--- BEGIN ENTRIES ---

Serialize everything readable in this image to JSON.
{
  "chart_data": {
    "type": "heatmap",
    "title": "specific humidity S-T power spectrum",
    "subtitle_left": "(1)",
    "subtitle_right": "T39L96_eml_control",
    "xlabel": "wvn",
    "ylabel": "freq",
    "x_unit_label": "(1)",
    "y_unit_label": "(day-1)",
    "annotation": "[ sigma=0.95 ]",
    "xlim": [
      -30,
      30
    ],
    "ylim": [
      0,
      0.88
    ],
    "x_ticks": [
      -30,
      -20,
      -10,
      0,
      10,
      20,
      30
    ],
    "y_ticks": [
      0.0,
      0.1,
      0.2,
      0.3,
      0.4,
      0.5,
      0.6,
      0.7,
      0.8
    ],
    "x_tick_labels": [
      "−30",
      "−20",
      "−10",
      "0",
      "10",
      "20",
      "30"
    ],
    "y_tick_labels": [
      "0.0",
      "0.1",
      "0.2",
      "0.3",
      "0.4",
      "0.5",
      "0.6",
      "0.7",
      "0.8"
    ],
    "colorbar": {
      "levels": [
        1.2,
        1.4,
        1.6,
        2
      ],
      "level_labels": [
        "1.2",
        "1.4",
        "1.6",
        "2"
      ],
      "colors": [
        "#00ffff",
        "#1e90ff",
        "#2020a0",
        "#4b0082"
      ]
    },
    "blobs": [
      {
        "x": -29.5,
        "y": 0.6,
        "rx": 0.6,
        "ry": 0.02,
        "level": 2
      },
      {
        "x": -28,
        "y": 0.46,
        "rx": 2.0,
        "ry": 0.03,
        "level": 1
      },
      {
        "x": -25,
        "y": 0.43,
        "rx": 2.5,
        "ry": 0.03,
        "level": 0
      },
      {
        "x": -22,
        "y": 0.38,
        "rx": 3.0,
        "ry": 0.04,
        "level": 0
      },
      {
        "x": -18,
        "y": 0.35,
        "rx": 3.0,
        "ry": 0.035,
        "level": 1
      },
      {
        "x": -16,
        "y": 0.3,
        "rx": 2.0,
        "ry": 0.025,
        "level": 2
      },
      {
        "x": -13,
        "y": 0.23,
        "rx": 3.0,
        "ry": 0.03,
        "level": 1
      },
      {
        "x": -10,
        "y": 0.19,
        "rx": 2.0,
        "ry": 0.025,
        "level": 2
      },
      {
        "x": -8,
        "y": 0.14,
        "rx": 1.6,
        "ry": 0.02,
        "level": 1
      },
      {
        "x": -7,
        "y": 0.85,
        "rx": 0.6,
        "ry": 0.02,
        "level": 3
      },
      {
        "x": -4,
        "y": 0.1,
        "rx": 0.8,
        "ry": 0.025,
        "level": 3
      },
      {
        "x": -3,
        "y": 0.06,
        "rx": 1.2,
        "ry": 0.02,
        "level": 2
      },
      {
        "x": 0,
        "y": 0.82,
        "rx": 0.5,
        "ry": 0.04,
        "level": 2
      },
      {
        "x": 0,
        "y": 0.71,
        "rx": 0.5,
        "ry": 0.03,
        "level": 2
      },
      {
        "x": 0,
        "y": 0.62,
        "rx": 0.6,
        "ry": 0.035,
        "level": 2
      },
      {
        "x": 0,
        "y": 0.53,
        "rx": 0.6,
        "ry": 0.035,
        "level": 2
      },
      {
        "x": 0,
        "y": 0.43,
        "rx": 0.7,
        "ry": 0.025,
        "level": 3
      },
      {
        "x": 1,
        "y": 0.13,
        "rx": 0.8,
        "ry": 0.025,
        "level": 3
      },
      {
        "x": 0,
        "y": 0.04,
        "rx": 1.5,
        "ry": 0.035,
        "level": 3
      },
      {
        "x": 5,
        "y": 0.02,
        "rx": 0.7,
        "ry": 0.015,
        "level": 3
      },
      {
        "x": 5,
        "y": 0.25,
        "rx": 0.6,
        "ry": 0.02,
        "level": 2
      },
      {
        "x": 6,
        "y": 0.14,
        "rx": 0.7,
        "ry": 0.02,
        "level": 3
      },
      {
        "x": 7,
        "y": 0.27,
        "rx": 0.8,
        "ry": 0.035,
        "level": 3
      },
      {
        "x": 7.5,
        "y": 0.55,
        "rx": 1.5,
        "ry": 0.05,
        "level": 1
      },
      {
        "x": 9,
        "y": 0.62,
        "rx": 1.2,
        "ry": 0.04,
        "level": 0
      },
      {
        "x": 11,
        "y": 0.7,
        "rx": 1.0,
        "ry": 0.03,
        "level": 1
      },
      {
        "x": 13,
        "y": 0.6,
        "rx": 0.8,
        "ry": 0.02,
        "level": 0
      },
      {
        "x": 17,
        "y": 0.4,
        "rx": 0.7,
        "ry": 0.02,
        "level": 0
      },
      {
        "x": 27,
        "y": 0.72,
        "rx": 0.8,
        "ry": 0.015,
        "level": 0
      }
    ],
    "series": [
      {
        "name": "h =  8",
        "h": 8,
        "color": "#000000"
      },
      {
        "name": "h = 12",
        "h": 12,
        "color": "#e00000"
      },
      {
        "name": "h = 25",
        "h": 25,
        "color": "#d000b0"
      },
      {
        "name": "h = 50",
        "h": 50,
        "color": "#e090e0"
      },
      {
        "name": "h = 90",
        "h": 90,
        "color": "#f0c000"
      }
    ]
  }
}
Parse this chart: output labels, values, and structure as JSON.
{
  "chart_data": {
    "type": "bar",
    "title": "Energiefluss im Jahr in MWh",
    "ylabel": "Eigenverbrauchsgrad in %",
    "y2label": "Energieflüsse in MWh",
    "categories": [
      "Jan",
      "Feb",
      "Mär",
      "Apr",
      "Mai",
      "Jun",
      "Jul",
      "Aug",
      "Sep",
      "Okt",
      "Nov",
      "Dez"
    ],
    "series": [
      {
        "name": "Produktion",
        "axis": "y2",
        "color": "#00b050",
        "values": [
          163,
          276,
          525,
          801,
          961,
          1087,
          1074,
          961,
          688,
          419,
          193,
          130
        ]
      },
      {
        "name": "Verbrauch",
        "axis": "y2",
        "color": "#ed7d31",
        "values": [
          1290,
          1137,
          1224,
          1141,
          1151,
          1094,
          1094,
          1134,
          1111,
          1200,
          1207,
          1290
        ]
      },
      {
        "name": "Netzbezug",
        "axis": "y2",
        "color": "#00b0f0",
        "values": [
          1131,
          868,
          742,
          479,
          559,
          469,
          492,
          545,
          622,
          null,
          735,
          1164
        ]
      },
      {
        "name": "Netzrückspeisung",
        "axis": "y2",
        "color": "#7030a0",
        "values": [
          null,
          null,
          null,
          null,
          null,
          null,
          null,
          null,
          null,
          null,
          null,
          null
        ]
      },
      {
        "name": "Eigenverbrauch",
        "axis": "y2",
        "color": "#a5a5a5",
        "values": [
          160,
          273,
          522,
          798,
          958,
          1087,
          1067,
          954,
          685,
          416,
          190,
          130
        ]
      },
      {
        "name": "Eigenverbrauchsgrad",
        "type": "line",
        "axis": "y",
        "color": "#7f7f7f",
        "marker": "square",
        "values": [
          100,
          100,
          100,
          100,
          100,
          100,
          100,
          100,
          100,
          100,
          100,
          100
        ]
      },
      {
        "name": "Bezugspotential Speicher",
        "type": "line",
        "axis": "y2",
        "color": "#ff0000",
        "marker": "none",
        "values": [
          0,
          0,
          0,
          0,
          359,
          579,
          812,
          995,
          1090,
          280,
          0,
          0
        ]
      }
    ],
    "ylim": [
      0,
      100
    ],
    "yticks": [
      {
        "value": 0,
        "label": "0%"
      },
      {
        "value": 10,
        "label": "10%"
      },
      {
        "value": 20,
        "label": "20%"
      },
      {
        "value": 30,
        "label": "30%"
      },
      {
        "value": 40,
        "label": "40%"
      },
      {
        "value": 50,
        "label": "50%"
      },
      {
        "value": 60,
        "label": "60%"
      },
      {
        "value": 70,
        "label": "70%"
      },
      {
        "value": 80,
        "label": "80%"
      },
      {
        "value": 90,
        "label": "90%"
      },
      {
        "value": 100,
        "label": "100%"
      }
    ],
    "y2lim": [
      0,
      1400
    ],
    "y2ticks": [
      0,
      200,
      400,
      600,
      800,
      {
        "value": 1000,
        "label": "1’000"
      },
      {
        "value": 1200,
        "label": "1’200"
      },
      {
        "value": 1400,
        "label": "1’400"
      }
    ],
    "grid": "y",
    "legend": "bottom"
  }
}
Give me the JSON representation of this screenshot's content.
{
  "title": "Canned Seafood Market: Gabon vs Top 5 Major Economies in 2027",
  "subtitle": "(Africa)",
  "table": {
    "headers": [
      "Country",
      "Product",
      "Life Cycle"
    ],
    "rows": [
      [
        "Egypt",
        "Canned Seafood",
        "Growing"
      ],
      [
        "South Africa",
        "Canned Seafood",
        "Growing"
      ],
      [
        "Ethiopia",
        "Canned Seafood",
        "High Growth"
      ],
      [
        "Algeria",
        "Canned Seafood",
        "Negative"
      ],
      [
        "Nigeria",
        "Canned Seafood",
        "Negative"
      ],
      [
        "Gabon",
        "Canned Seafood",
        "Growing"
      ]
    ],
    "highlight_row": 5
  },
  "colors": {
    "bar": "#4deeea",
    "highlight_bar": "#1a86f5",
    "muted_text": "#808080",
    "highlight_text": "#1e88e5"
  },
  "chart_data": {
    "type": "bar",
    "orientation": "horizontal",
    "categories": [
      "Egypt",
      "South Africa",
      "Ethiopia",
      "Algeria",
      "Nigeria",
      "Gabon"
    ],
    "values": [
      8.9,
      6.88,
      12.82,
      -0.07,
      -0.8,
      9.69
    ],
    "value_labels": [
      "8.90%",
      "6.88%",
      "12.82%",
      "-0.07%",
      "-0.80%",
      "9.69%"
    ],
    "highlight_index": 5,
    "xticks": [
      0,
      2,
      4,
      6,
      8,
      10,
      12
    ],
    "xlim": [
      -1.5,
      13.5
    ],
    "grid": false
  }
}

--- END ENTRIES ---

> [REQUIRED TASK]: Copy out each line of the listing that holds "ylabel".

> [THE COMPLETED TASK]:
    "ylabel": "freq",
    "ylabel": "Eigenverbrauchsgrad in %",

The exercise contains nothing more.